__Stated goal__. Images appear in the records below; leave them out and repeat everything else exactly.

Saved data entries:
● ● ●

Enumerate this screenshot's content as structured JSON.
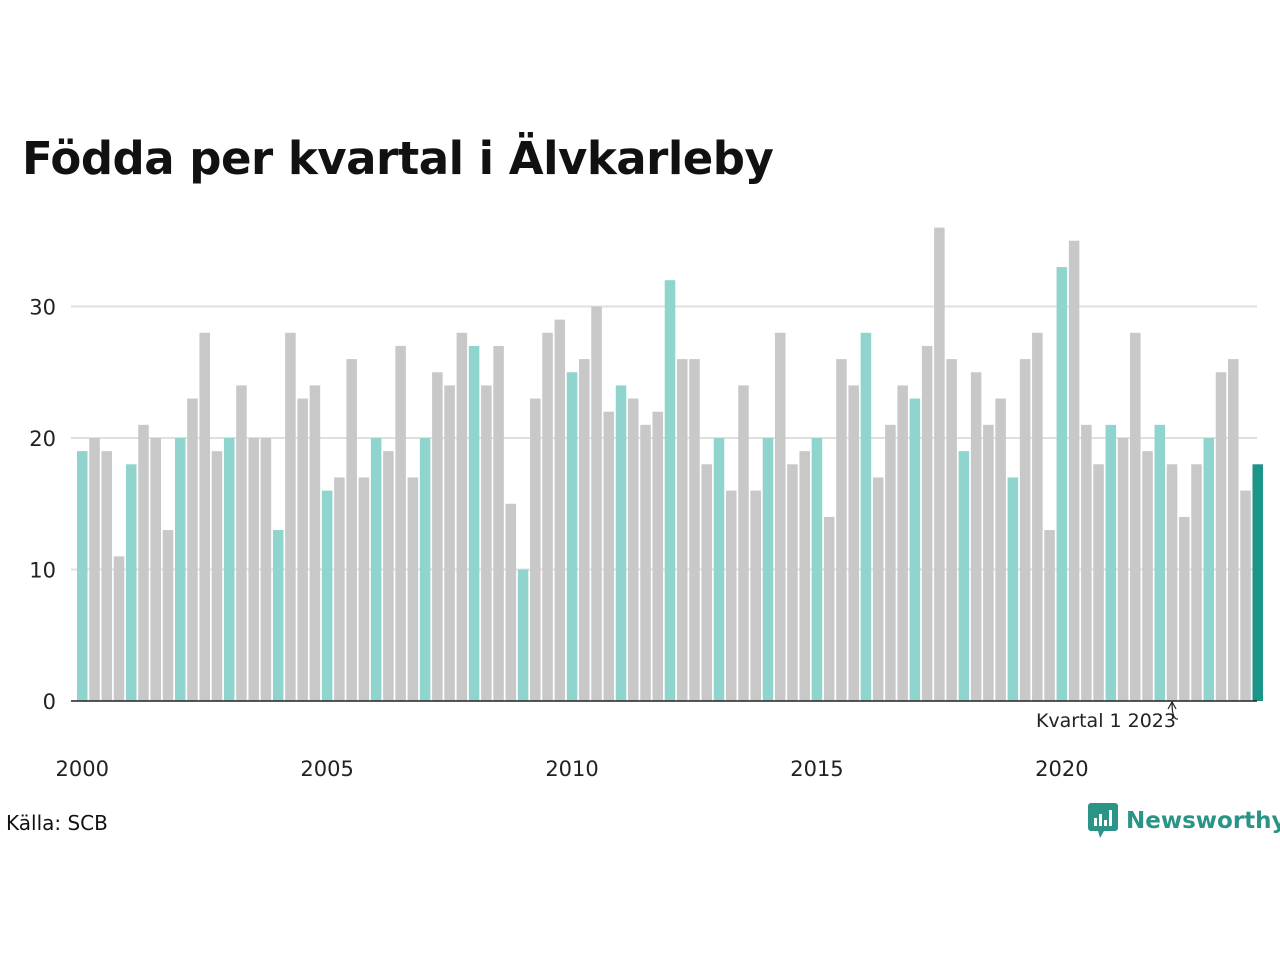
{
  "title": "Födda per kvartal i Älvkarleby",
  "source": "Källa: SCB",
  "logo_text": "Newsworthy",
  "colors": {
    "highlight_quarter": "#8fd4cd",
    "other_quarter": "#c8c8c8",
    "latest": "#1c9488",
    "gridline": "#e0e0e0",
    "axis": "#222222"
  },
  "chart_data": {
    "type": "bar",
    "title": "Födda per kvartal i Älvkarleby",
    "xlabel": "",
    "ylabel": "",
    "ylim": [
      0,
      37
    ],
    "yticks": [
      0,
      10,
      20,
      30
    ],
    "grid": true,
    "x_tick_labels": [
      "2000",
      "2005",
      "2010",
      "2015",
      "2020"
    ],
    "annotation": "Kvartal 1 2023",
    "start": "2000 Q1",
    "values": [
      19,
      20,
      19,
      11,
      18,
      21,
      20,
      13,
      20,
      23,
      28,
      19,
      20,
      24,
      20,
      20,
      13,
      28,
      23,
      24,
      16,
      17,
      26,
      17,
      20,
      19,
      27,
      17,
      20,
      25,
      24,
      28,
      27,
      24,
      27,
      15,
      10,
      23,
      28,
      29,
      25,
      26,
      30,
      22,
      24,
      23,
      21,
      22,
      32,
      26,
      26,
      18,
      20,
      16,
      24,
      16,
      20,
      28,
      18,
      19,
      20,
      14,
      26,
      24,
      28,
      17,
      21,
      24,
      23,
      27,
      36,
      26,
      19,
      25,
      21,
      23,
      17,
      26,
      28,
      13,
      33,
      35,
      21,
      18,
      21,
      20,
      28,
      19,
      21,
      18,
      14,
      18,
      20,
      25,
      26,
      16,
      18
    ]
  }
}
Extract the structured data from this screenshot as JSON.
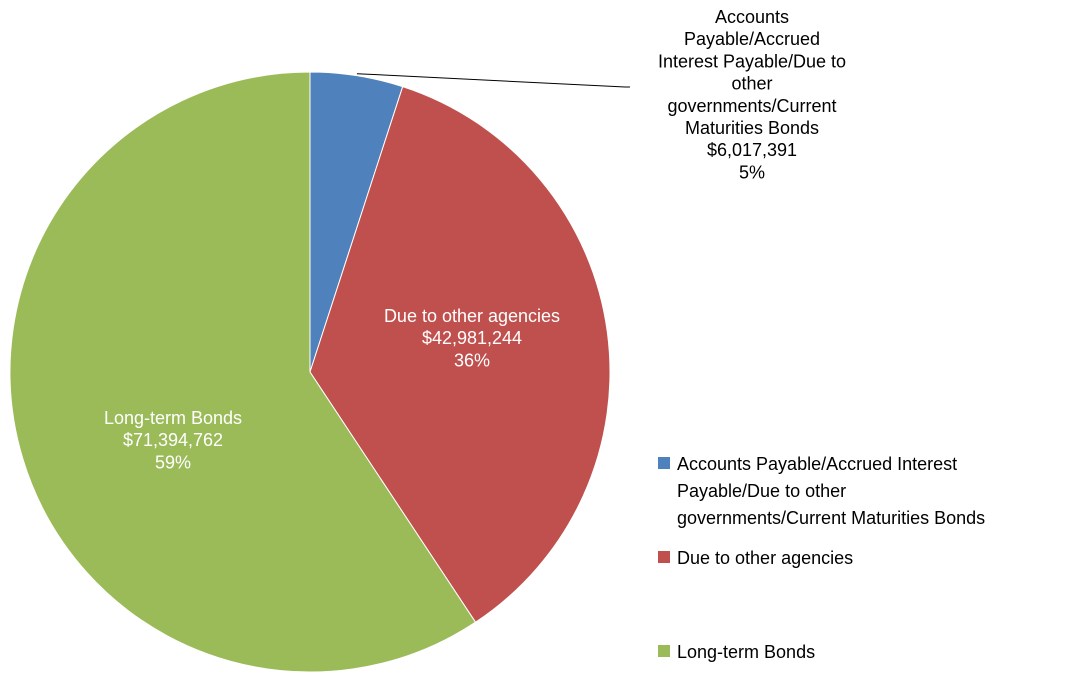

● ● ●

__Solved exercise__.
Enumerate this screenshot's content as structured JSON.
{
  "title": "Födda per kvartal i Älvkarleby",
  "source": "Källa: SCB",
  "logo_text": "Newsworthy",
  "colors": {
    "highlight_quarter": "#8fd4cd",
    "other_quarter": "#c8c8c8",
    "latest": "#1c9488",
    "gridline": "#e0e0e0",
    "axis": "#222222"
  },
  "chart_data": {
    "type": "bar",
    "title": "Födda per kvartal i Älvkarleby",
    "xlabel": "",
    "ylabel": "",
    "ylim": [
      0,
      37
    ],
    "yticks": [
      0,
      10,
      20,
      30
    ],
    "grid": true,
    "x_tick_labels": [
      "2000",
      "2005",
      "2010",
      "2015",
      "2020"
    ],
    "annotation": "Kvartal 1 2023",
    "start": "2000 Q1",
    "values": [
      19,
      20,
      19,
      11,
      18,
      21,
      20,
      13,
      20,
      23,
      28,
      19,
      20,
      24,
      20,
      20,
      13,
      28,
      23,
      24,
      16,
      17,
      26,
      17,
      20,
      19,
      27,
      17,
      20,
      25,
      24,
      28,
      27,
      24,
      27,
      15,
      10,
      23,
      28,
      29,
      25,
      26,
      30,
      22,
      24,
      23,
      21,
      22,
      32,
      26,
      26,
      18,
      20,
      16,
      24,
      16,
      20,
      28,
      18,
      19,
      20,
      14,
      26,
      24,
      28,
      17,
      21,
      24,
      23,
      27,
      36,
      26,
      19,
      25,
      21,
      23,
      17,
      26,
      28,
      13,
      33,
      35,
      21,
      18,
      21,
      20,
      28,
      19,
      21,
      18,
      14,
      18,
      20,
      25,
      26,
      16,
      18
    ]
  }
}
Extract the structured data from this screenshot as JSON.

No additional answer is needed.